··· DATASET RECORDS

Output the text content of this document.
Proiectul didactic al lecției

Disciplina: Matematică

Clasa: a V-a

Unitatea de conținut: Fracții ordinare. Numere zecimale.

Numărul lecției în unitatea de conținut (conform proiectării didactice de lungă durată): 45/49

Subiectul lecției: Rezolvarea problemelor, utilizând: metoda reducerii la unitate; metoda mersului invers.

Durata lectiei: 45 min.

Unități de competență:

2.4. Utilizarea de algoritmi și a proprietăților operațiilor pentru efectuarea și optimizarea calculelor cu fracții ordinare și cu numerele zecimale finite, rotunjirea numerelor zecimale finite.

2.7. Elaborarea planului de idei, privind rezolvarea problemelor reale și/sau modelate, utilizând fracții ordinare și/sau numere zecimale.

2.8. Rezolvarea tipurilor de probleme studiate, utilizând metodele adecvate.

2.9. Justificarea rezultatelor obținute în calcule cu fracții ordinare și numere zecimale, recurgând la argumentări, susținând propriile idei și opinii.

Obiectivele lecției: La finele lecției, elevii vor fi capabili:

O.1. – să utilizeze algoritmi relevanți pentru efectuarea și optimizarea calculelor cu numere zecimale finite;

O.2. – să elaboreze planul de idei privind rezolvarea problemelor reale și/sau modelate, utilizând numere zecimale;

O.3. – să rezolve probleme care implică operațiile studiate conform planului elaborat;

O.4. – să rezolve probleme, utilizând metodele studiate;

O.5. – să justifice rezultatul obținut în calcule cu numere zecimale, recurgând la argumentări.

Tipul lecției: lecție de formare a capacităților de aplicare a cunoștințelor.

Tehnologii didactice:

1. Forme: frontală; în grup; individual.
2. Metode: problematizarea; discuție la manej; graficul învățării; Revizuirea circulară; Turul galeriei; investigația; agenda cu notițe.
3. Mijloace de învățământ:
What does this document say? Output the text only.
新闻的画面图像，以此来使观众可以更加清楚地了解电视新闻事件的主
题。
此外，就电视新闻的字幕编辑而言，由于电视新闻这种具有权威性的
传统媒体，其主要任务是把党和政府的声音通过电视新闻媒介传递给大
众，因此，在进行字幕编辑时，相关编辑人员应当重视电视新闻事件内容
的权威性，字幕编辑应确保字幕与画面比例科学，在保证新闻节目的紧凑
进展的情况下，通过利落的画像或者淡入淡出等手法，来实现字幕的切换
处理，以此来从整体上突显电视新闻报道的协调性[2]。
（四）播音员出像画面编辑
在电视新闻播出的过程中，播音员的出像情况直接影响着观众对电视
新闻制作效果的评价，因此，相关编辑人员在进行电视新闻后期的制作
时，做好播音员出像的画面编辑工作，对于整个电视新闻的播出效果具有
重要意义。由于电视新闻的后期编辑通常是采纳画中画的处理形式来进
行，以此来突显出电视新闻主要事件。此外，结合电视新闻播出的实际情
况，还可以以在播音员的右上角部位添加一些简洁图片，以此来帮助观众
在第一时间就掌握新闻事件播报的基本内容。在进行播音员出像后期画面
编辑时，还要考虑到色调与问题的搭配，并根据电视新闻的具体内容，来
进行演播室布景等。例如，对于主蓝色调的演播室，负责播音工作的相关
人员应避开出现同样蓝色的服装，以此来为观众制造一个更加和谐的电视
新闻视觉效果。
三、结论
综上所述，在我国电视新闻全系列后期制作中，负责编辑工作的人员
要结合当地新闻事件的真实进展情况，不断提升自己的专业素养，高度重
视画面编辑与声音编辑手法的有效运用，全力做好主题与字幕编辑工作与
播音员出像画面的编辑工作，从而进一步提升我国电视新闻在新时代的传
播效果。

······

**GIVEN REQUEST**
Reproduce the records word for word.

**RESPONSE BELOW**
Output the text content of this document.
Proiectul didactic al lecției

Disciplina: Matematică

Clasa: a V-a

Unitatea de conținut: Fracții ordinare. Numere zecimale.

Numărul lecției în unitatea de conținut (conform proiectării didactice de lungă durată): 45/49

Subiectul lecției: Rezolvarea problemelor, utilizând: metoda reducerii la unitate; metoda mersului invers.

Durata lectiei: 45 min.

Unități de competență:

2.4. Utilizarea de algoritmi și a proprietăților operațiilor pentru efectuarea și optimizarea calculelor cu fracții ordinare și cu numerele zecimale finite, rotunjirea numerelor zecimale finite.

2.7. Elaborarea planului de idei, privind rezolvarea problemelor reale și/sau modelate, utilizând fracții ordinare și/sau numere zecimale.

2.8. Rezolvarea tipurilor de probleme studiate, utilizând metodele adecvate.

2.9. Justificarea rezultatelor obținute în calcule cu fracții ordinare și numere zecimale, recurgând la argumentări, susținând propriile idei și opinii.

Obiectivele lecției: La finele lecției, elevii vor fi capabili:

O.1. – să utilizeze algoritmi relevanți pentru efectuarea și optimizarea calculelor cu numere zecimale finite;

O.2. – să elaboreze planul de idei privind rezolvarea problemelor reale și/sau modelate, utilizând numere zecimale;

O.3. – să rezolve probleme care implică operațiile studiate conform planului elaborat;

O.4. – să rezolve probleme, utilizând metodele studiate;

O.5. – să justifice rezultatul obținut în calcule cu numere zecimale, recurgând la argumentări.

Tipul lecției: lecție de formare a capacităților de aplicare a cunoștințelor.

Tehnologii didactice:

1. Forme: frontală; în grup; individual.
2. Metode: problematizarea; discuție la manej; graficul învățării; Revizuirea circulară; Turul galeriei; investigația; agenda cu notițe.
3. Mijloace de învățământ:
What does this document say? Output the text only.
新闻的画面图像，以此来使观众可以更加清楚地了解电视新闻事件的主
题。
此外，就电视新闻的字幕编辑而言，由于电视新闻这种具有权威性的
传统媒体，其主要任务是把党和政府的声音通过电视新闻媒介传递给大
众，因此，在进行字幕编辑时，相关编辑人员应当重视电视新闻事件内容
的权威性，字幕编辑应确保字幕与画面比例科学，在保证新闻节目的紧凑
进展的情况下，通过利落的画像或者淡入淡出等手法，来实现字幕的切换
处理，以此来从整体上突显电视新闻报道的协调性[2]。
（四）播音员出像画面编辑
在电视新闻播出的过程中，播音员的出像情况直接影响着观众对电视
新闻制作效果的评价，因此，相关编辑人员在进行电视新闻后期的制作
时，做好播音员出像的画面编辑工作，对于整个电视新闻的播出效果具有
重要意义。由于电视新闻的后期编辑通常是采纳画中画的处理形式来进
行，以此来突显出电视新闻主要事件。此外，结合电视新闻播出的实际情
况，还可以以在播音员的右上角部位添加一些简洁图片，以此来帮助观众
在第一时间就掌握新闻事件播报的基本内容。在进行播音员出像后期画面
编辑时，还要考虑到色调与问题的搭配，并根据电视新闻的具体内容，来
进行演播室布景等。例如，对于主蓝色调的演播室，负责播音工作的相关
人员应避开出现同样蓝色的服装，以此来为观众制造一个更加和谐的电视
新闻视觉效果。
三、结论
综上所述，在我国电视新闻全系列后期制作中，负责编辑工作的人员
要结合当地新闻事件的真实进展情况，不断提升自己的专业素养，高度重
视画面编辑与声音编辑手法的有效运用，全力做好主题与字幕编辑工作与
播音员出像画面的编辑工作，从而进一步提升我国电视新闻在新时代的传
播效果。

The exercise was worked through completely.